Your task is to transcribe the data in full.

Start of Records provided

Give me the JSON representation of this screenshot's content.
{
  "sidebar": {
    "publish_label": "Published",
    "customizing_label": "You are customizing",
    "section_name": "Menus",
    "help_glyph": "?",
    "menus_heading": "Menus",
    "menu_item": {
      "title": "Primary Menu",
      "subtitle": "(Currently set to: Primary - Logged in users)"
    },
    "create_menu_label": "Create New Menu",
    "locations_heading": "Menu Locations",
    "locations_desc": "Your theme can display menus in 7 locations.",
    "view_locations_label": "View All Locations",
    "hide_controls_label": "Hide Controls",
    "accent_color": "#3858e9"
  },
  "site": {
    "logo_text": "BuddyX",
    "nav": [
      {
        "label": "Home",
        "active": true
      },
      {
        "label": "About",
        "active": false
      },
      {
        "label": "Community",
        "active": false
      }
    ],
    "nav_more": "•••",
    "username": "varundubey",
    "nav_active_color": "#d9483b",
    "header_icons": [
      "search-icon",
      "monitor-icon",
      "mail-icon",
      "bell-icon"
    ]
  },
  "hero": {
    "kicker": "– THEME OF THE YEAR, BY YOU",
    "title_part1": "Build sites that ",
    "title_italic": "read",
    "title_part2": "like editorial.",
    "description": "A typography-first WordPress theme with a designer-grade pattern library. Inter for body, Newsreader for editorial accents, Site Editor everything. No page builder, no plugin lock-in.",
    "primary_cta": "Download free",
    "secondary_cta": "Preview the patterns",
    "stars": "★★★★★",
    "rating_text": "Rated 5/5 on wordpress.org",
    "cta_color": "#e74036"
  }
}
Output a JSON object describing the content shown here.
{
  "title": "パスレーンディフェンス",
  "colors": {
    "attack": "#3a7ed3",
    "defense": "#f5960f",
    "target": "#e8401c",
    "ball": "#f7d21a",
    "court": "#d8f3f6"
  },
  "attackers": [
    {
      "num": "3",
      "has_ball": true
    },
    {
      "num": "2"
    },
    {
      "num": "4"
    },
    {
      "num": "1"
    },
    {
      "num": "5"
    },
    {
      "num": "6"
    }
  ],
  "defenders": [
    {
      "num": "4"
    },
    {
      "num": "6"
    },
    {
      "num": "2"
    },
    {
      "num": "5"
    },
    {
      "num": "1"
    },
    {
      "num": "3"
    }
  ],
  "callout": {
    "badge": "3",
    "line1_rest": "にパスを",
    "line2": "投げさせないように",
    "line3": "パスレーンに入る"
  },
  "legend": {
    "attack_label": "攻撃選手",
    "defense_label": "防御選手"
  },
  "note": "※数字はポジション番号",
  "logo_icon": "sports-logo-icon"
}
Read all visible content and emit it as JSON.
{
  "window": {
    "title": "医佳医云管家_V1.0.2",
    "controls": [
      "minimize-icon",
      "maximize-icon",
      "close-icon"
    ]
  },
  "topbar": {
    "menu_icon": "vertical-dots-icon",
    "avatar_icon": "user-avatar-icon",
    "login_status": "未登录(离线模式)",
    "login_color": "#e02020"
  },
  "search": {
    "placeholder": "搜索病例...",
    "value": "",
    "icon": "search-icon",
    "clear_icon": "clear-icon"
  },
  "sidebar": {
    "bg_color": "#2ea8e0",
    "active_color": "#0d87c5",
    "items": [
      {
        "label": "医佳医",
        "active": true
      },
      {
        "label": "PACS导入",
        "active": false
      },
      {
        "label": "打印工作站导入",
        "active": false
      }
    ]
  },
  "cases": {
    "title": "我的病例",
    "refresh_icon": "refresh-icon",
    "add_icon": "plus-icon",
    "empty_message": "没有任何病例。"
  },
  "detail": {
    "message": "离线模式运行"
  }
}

End of Records provided

[Written solution]:
Give me the JSON representation of this screenshot's content.
{
  "sidebar": {
    "publish_label": "Published",
    "customizing_label": "You are customizing",
    "section_name": "Menus",
    "help_glyph": "?",
    "menus_heading": "Menus",
    "menu_item": {
      "title": "Primary Menu",
      "subtitle": "(Currently set to: Primary - Logged in users)"
    },
    "create_menu_label": "Create New Menu",
    "locations_heading": "Menu Locations",
    "locations_desc": "Your theme can display menus in 7 locations.",
    "view_locations_label": "View All Locations",
    "hide_controls_label": "Hide Controls",
    "accent_color": "#3858e9"
  },
  "site": {
    "logo_text": "BuddyX",
    "nav": [
      {
        "label": "Home",
        "active": true
      },
      {
        "label": "About",
        "active": false
      },
      {
        "label": "Community",
        "active": false
      }
    ],
    "nav_more": "•••",
    "username": "varundubey",
    "nav_active_color": "#d9483b",
    "header_icons": [
      "search-icon",
      "monitor-icon",
      "mail-icon",
      "bell-icon"
    ]
  },
  "hero": {
    "kicker": "– THEME OF THE YEAR, BY YOU",
    "title_part1": "Build sites that ",
    "title_italic": "read",
    "title_part2": "like editorial.",
    "description": "A typography-first WordPress theme with a designer-grade pattern library. Inter for body, Newsreader for editorial accents, Site Editor everything. No page builder, no plugin lock-in.",
    "primary_cta": "Download free",
    "secondary_cta": "Preview the patterns",
    "stars": "★★★★★",
    "rating_text": "Rated 5/5 on wordpress.org",
    "cta_color": "#e74036"
  }
}
Output a JSON object describing the content shown here.
{
  "title": "パスレーンディフェンス",
  "colors": {
    "attack": "#3a7ed3",
    "defense": "#f5960f",
    "target": "#e8401c",
    "ball": "#f7d21a",
    "court": "#d8f3f6"
  },
  "attackers": [
    {
      "num": "3",
      "has_ball": true
    },
    {
      "num": "2"
    },
    {
      "num": "4"
    },
    {
      "num": "1"
    },
    {
      "num": "5"
    },
    {
      "num": "6"
    }
  ],
  "defenders": [
    {
      "num": "4"
    },
    {
      "num": "6"
    },
    {
      "num": "2"
    },
    {
      "num": "5"
    },
    {
      "num": "1"
    },
    {
      "num": "3"
    }
  ],
  "callout": {
    "badge": "3",
    "line1_rest": "にパスを",
    "line2": "投げさせないように",
    "line3": "パスレーンに入る"
  },
  "legend": {
    "attack_label": "攻撃選手",
    "defense_label": "防御選手"
  },
  "note": "※数字はポジション番号",
  "logo_icon": "sports-logo-icon"
}
Read all visible content and emit it as JSON.
{
  "window": {
    "title": "医佳医云管家_V1.0.2",
    "controls": [
      "minimize-icon",
      "maximize-icon",
      "close-icon"
    ]
  },
  "topbar": {
    "menu_icon": "vertical-dots-icon",
    "avatar_icon": "user-avatar-icon",
    "login_status": "未登录(离线模式)",
    "login_color": "#e02020"
  },
  "search": {
    "placeholder": "搜索病例...",
    "value": "",
    "icon": "search-icon",
    "clear_icon": "clear-icon"
  },
  "sidebar": {
    "bg_color": "#2ea8e0",
    "active_color": "#0d87c5",
    "items": [
      {
        "label": "医佳医",
        "active": true
      },
      {
        "label": "PACS导入",
        "active": false
      },
      {
        "label": "打印工作站导入",
        "active": false
      }
    ]
  },
  "cases": {
    "title": "我的病例",
    "refresh_icon": "refresh-icon",
    "add_icon": "plus-icon",
    "empty_message": "没有任何病例。"
  },
  "detail": {
    "message": "离线模式运行"
  }
}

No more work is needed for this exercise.